» **Directions**
1) Pull from the account of Moroni Canfield's death the exact text starting with "Moroni Canfield, they" and going on through "of Moroni’s demise.".
2) According to the account of Moroni Canfield's death, in what month and year did Elizabeth Canfield write her letter?

Text shown section start

Moroni had a pocketful of money but what he had collected to move the cattle was dwindling fast and he would find himself in a negative cash position if he didn’t deliver soon and deliver as many cattle as possible.

A news report of Moroni’s death explained his fate was sealed by the weather, a lack of manpower, sleep and the realization that Moroni had lost big on his deal.

Moroni Canfield, they reported, killed himself after a midnight thunderstorm scattered his herd and he felt all was lost.

For decades the descendants of the Canfields and the Emmets held to their respective stories about the demise of Moroni Canfield.

But the ultimate vindication of Thomas Emmet came from an unusual source – Moroni’s mother, Elizabeth Canfield.

In 2013, a family member posted to FamilySearch a letter that Elizabeth Canfield wrote in July 1893. She told a vivid tale of horror at learning the real story of Moroni’s demise.

She described how Moroni had “been in the saddle” for three days without sleep, trying to keep the cattle together all while wrestling with a fast coming financial disaster. The longer it took him and the more cattle he lost the deeper the hole he was in.

The combination of financial stress and physical exhaustion led Moroni to one very sad conclusion.

Elizabeth writes:

“The night before he did this his reason left him. Pratt [his brother] could do nothing with him. He tried to get him to go to bed, put his arm around him and tried to get him to lie down and that was the night he was to get to water. He would not do it and about 10 o’clock the cattle got the scent of water- 1,511 head of them. As soon as they smelt the water, they went wild. The boys rushed after them but could only find 300 head…”

Text shown section end
Exercise data section start

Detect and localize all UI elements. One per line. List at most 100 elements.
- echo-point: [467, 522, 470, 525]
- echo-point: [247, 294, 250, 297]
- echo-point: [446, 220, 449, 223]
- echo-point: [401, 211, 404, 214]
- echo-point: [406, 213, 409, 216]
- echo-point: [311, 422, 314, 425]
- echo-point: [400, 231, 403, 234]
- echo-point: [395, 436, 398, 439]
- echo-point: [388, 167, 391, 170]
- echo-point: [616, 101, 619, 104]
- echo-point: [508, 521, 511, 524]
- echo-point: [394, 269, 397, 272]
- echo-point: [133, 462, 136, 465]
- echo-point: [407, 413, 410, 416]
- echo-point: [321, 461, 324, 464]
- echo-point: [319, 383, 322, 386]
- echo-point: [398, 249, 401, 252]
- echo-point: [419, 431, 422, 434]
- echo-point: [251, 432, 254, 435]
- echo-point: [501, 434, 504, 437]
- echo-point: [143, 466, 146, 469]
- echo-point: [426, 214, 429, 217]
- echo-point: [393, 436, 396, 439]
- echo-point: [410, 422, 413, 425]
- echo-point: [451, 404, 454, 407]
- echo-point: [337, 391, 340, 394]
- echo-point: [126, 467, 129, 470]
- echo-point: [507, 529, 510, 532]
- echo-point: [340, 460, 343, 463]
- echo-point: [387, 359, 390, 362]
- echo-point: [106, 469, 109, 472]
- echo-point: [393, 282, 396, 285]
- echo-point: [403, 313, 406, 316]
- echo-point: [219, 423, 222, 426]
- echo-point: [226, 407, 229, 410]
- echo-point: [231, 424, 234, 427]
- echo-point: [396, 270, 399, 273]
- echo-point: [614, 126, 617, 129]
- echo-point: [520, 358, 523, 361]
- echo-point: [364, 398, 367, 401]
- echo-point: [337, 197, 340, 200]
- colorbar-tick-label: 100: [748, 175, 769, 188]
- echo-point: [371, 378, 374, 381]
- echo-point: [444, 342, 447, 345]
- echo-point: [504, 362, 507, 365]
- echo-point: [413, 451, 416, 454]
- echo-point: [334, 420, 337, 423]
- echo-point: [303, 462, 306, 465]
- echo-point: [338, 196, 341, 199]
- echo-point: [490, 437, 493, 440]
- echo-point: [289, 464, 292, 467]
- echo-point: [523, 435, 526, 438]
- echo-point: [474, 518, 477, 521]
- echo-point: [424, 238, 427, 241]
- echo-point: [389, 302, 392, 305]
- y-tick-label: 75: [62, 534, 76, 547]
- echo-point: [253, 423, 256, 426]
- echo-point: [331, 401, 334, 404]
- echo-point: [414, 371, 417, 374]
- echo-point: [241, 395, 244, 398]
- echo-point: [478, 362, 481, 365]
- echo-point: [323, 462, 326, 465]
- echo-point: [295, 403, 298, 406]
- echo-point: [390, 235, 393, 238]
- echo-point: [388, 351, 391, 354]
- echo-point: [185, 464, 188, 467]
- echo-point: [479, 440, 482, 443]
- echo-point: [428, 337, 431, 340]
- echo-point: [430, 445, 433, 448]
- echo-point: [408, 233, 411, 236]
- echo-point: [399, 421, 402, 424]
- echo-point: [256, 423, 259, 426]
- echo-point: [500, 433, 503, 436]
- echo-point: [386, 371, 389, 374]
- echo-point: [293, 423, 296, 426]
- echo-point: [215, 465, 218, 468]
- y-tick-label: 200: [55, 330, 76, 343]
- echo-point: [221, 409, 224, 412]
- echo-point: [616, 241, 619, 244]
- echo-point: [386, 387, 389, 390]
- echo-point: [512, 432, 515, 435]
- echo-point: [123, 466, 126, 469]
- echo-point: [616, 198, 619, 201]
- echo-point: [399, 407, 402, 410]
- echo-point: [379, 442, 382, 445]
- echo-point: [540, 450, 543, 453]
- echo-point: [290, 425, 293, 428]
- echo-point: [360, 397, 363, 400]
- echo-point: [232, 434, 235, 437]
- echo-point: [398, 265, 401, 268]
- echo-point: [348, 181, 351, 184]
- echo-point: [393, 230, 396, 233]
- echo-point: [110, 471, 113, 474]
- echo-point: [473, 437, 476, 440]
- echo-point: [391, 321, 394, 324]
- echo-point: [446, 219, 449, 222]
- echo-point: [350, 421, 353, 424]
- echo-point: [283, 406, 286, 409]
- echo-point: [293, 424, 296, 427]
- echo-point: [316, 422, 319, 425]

Exercise data section end

» **Answers by task**
1)
Moroni Canfield, they reported, killed himself after a midnight thunderstorm scattered his herd and he felt all was lost.

For decades the descendants of the Canfields and the Emmets held to their respective stories about the demise of Moroni Canfield.

But the ultimate vindication of Thomas Emmet came from an unusual source – Moroni’s mother, Elizabeth Canfield.

In 2013, a family member posted to FamilySearch a letter that Elizabeth Canfield wrote in July 1893. She told a vivid tale of horror at learning the real story of Moroni’s demise.

2) July 1893